### RECORDS FOR THIS TASK
* Begin *

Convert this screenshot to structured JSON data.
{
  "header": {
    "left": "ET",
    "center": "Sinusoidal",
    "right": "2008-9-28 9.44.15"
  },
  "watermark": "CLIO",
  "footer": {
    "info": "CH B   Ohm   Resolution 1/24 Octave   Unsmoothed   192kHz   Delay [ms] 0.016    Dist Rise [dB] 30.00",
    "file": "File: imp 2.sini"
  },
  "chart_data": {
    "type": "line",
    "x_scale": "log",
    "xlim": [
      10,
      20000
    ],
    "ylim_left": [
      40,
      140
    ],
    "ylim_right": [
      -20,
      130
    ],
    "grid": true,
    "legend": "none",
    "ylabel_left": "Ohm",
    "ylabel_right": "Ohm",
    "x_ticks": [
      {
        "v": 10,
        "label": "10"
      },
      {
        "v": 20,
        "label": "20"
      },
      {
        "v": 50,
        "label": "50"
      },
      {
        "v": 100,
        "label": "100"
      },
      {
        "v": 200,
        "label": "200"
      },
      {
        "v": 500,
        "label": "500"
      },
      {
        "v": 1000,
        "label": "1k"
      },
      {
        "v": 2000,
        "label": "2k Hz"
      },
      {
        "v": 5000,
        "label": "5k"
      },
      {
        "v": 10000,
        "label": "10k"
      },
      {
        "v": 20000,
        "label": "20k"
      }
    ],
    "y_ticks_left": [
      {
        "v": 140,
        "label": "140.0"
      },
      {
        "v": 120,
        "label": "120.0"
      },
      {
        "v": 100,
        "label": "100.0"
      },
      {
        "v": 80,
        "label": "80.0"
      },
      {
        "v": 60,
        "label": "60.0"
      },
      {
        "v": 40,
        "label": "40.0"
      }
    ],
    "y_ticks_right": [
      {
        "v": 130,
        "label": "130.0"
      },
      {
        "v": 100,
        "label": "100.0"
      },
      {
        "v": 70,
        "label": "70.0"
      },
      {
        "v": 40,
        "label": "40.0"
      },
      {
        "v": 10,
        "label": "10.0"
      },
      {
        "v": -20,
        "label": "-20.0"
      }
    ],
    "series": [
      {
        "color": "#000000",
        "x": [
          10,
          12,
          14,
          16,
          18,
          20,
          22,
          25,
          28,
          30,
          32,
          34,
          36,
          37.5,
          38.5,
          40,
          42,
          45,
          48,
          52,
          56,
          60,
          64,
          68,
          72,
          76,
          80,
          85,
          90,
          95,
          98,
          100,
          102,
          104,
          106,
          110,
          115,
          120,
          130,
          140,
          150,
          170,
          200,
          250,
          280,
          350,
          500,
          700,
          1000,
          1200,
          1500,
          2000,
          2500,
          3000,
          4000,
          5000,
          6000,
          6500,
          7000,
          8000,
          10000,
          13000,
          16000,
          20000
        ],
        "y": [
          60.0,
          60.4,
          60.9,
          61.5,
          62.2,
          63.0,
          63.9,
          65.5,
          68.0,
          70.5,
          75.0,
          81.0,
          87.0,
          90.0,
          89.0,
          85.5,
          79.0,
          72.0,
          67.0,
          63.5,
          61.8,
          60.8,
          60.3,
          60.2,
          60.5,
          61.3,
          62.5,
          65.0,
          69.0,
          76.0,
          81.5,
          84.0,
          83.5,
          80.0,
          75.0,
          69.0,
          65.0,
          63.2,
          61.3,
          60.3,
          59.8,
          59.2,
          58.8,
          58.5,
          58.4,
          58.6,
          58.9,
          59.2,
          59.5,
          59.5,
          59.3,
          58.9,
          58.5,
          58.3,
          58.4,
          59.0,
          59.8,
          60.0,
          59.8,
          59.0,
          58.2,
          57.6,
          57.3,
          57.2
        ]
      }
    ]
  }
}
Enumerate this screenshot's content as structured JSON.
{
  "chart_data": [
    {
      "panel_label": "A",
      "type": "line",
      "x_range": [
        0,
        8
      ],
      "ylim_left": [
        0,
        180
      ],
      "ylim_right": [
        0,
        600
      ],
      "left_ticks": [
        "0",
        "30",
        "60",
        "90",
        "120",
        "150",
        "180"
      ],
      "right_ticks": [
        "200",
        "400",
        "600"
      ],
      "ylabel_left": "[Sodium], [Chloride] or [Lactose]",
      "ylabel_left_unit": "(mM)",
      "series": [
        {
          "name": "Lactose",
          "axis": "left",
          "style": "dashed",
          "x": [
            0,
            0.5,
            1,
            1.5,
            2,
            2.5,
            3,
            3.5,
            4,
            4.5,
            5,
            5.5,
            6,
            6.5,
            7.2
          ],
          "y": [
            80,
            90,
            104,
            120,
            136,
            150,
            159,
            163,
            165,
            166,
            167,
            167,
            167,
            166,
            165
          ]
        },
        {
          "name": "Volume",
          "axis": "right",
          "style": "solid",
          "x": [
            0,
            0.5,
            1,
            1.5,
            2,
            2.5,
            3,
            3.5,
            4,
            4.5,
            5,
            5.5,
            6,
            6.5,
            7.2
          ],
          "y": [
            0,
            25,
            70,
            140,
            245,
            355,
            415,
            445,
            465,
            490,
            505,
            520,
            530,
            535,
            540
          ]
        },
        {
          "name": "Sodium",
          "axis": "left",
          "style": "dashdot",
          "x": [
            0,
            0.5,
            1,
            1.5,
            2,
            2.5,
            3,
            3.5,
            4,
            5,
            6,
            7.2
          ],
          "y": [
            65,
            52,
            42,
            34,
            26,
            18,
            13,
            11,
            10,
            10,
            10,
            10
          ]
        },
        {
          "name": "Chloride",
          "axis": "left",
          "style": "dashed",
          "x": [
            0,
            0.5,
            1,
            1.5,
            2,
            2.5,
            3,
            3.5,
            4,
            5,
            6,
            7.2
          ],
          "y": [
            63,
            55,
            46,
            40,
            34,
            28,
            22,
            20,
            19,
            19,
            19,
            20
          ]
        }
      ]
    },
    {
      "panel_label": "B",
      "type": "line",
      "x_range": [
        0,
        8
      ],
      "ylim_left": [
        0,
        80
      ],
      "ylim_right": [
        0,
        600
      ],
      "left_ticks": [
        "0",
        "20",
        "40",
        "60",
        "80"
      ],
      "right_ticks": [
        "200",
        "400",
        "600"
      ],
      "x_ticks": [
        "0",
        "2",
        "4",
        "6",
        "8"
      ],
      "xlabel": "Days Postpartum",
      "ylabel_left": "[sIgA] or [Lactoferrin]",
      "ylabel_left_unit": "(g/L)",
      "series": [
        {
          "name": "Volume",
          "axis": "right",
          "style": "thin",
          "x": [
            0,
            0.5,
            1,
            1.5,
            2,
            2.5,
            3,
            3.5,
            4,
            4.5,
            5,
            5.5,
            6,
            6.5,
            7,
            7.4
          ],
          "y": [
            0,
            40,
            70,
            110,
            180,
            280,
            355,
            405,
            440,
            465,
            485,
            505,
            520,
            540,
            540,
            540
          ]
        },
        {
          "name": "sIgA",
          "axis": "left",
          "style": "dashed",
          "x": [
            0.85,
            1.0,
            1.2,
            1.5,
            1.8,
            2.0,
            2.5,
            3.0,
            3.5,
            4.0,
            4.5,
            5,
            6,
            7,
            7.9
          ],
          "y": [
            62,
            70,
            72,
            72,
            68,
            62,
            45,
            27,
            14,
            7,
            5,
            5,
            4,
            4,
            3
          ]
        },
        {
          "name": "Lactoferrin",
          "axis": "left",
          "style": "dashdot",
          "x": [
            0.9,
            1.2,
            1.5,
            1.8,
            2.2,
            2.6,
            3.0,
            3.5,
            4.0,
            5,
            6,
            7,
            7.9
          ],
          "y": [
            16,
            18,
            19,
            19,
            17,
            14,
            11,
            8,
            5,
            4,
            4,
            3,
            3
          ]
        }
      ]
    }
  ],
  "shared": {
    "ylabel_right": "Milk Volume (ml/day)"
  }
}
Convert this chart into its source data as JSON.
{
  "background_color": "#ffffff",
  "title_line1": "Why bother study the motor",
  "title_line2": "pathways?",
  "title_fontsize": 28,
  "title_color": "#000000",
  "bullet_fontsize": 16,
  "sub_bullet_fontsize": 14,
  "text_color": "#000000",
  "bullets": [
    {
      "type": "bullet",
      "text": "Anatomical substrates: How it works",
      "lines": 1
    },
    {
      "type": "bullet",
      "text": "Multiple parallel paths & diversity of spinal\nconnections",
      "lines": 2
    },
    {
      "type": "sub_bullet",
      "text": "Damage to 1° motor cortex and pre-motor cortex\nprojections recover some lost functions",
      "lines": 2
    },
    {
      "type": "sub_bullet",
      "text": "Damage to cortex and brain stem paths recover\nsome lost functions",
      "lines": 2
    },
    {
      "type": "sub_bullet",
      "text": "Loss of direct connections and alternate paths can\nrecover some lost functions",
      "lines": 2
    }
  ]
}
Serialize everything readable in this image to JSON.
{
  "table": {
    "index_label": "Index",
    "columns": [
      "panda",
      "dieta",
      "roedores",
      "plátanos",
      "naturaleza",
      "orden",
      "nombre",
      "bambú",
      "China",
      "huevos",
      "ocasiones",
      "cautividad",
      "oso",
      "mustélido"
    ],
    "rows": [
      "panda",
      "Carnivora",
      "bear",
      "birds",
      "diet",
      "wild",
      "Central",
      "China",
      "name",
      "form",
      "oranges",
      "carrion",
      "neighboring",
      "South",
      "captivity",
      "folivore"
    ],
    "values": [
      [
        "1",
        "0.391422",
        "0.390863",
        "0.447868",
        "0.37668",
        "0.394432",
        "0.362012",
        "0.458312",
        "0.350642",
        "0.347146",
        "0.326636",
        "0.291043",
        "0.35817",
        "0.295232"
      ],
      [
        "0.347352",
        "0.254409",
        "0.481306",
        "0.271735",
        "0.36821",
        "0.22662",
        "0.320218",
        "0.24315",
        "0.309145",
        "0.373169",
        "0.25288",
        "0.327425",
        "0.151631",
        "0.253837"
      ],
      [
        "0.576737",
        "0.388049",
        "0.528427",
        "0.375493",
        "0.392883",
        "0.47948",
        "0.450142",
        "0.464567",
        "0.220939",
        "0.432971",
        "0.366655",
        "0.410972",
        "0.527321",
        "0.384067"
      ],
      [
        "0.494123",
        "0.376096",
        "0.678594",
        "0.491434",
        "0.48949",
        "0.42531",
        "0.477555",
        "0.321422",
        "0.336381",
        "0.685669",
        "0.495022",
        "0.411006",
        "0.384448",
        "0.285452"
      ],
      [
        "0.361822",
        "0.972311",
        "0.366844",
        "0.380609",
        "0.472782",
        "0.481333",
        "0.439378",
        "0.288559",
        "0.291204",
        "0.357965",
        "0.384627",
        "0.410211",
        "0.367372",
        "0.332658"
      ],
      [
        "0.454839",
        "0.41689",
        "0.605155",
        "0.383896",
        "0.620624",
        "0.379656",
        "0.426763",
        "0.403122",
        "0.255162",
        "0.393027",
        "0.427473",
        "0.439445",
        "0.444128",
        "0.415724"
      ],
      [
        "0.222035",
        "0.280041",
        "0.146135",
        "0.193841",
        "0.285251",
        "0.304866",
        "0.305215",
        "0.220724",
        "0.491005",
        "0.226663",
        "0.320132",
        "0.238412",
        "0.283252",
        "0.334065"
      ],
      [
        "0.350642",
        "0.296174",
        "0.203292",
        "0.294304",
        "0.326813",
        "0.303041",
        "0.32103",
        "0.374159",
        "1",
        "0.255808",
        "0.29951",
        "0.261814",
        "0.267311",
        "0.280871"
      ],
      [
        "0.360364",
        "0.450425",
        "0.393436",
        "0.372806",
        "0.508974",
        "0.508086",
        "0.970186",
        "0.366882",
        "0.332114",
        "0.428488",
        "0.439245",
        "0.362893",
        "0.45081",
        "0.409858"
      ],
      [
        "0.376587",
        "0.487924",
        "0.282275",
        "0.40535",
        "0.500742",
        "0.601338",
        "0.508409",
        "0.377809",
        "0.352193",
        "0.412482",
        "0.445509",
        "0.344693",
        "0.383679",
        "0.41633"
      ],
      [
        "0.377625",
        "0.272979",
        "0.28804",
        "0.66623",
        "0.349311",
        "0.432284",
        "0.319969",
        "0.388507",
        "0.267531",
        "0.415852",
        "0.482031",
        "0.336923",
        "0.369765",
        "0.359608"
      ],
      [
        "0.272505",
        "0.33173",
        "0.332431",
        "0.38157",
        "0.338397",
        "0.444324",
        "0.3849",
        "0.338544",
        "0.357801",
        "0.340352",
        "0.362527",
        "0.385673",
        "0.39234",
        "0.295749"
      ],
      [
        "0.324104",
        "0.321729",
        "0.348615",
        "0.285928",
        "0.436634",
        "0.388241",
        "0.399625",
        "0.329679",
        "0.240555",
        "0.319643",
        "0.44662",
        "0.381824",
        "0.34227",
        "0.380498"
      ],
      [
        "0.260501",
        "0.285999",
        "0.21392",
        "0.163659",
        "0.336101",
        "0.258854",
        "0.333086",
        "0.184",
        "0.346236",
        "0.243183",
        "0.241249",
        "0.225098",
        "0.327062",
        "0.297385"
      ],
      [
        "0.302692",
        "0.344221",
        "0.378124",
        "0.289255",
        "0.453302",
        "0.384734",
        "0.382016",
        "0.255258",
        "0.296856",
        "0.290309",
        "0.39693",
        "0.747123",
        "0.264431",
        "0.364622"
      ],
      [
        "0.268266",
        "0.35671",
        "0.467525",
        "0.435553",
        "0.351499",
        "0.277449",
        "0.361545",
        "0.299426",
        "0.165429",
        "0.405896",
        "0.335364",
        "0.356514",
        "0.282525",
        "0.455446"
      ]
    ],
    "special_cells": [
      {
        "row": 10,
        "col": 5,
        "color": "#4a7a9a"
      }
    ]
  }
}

* End *

### AIM
From the listing above, collect each line in which the string "screenshot" appears.

### TASK OUTPUT
Convert this screenshot to structured JSON data.
Enumerate this screenshot's content as structured JSON.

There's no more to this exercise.